### Problem to solve
Could you restate every record below word for word?

### Task inputs
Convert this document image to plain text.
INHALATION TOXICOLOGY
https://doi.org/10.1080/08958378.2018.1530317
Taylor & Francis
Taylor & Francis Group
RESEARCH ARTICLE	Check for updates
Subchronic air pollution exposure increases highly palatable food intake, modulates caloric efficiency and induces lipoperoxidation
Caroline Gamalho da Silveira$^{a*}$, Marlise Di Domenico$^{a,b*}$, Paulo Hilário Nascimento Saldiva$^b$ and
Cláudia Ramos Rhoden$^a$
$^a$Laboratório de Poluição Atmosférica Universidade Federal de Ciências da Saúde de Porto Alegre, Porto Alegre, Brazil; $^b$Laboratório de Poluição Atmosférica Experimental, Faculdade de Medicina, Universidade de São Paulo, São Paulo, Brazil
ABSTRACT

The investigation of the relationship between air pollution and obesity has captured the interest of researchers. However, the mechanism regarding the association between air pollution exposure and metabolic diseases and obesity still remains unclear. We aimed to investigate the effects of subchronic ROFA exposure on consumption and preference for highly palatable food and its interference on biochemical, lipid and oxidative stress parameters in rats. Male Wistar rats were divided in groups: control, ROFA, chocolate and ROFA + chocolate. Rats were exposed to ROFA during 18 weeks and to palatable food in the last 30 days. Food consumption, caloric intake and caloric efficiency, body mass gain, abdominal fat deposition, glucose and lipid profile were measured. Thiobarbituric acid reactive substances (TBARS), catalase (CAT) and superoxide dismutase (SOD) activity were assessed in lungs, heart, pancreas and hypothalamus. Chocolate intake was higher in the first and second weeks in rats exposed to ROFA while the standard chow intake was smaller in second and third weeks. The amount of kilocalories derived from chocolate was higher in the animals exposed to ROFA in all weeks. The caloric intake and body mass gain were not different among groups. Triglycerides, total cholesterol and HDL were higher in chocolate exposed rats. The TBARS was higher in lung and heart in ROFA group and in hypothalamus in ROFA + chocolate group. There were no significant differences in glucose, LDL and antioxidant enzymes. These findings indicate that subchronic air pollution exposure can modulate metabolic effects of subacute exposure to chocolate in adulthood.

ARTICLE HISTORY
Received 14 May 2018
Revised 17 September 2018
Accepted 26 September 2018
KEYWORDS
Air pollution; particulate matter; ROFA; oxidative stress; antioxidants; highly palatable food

### Answer section
Convert this document image to plain text.
INHALATION TOXICOLOGY
https://doi.org/10.1080/08958378.2018.1530317
Taylor & Francis
Taylor & Francis Group
RESEARCH ARTICLE	Check for updates
Subchronic air pollution exposure increases highly palatable food intake, modulates caloric efficiency and induces lipoperoxidation
Caroline Gamalho da Silveira$^{a*}$, Marlise Di Domenico$^{a,b*}$, Paulo Hilário Nascimento Saldiva$^b$ and
Cláudia Ramos Rhoden$^a$
$^a$Laboratório de Poluição Atmosférica Universidade Federal de Ciências da Saúde de Porto Alegre, Porto Alegre, Brazil; $^b$Laboratório de Poluição Atmosférica Experimental, Faculdade de Medicina, Universidade de São Paulo, São Paulo, Brazil
ABSTRACT

The investigation of the relationship between air pollution and obesity has captured the interest of researchers. However, the mechanism regarding the association between air pollution exposure and metabolic diseases and obesity still remains unclear. We aimed to investigate the effects of subchronic ROFA exposure on consumption and preference for highly palatable food and its interference on biochemical, lipid and oxidative stress parameters in rats. Male Wistar rats were divided in groups: control, ROFA, chocolate and ROFA + chocolate. Rats were exposed to ROFA during 18 weeks and to palatable food in the last 30 days. Food consumption, caloric intake and caloric efficiency, body mass gain, abdominal fat deposition, glucose and lipid profile were measured. Thiobarbituric acid reactive substances (TBARS), catalase (CAT) and superoxide dismutase (SOD) activity were assessed in lungs, heart, pancreas and hypothalamus. Chocolate intake was higher in the first and second weeks in rats exposed to ROFA while the standard chow intake was smaller in second and third weeks. The amount of kilocalories derived from chocolate was higher in the animals exposed to ROFA in all weeks. The caloric intake and body mass gain were not different among groups. Triglycerides, total cholesterol and HDL were higher in chocolate exposed rats. The TBARS was higher in lung and heart in ROFA group and in hypothalamus in ROFA + chocolate group. There were no significant differences in glucose, LDL and antioxidant enzymes. These findings indicate that subchronic air pollution exposure can modulate metabolic effects of subacute exposure to chocolate in adulthood.

ARTICLE HISTORY
Received 14 May 2018
Revised 17 September 2018
Accepted 26 September 2018
KEYWORDS
Air pollution; particulate matter; ROFA; oxidative stress; antioxidants; highly palatable food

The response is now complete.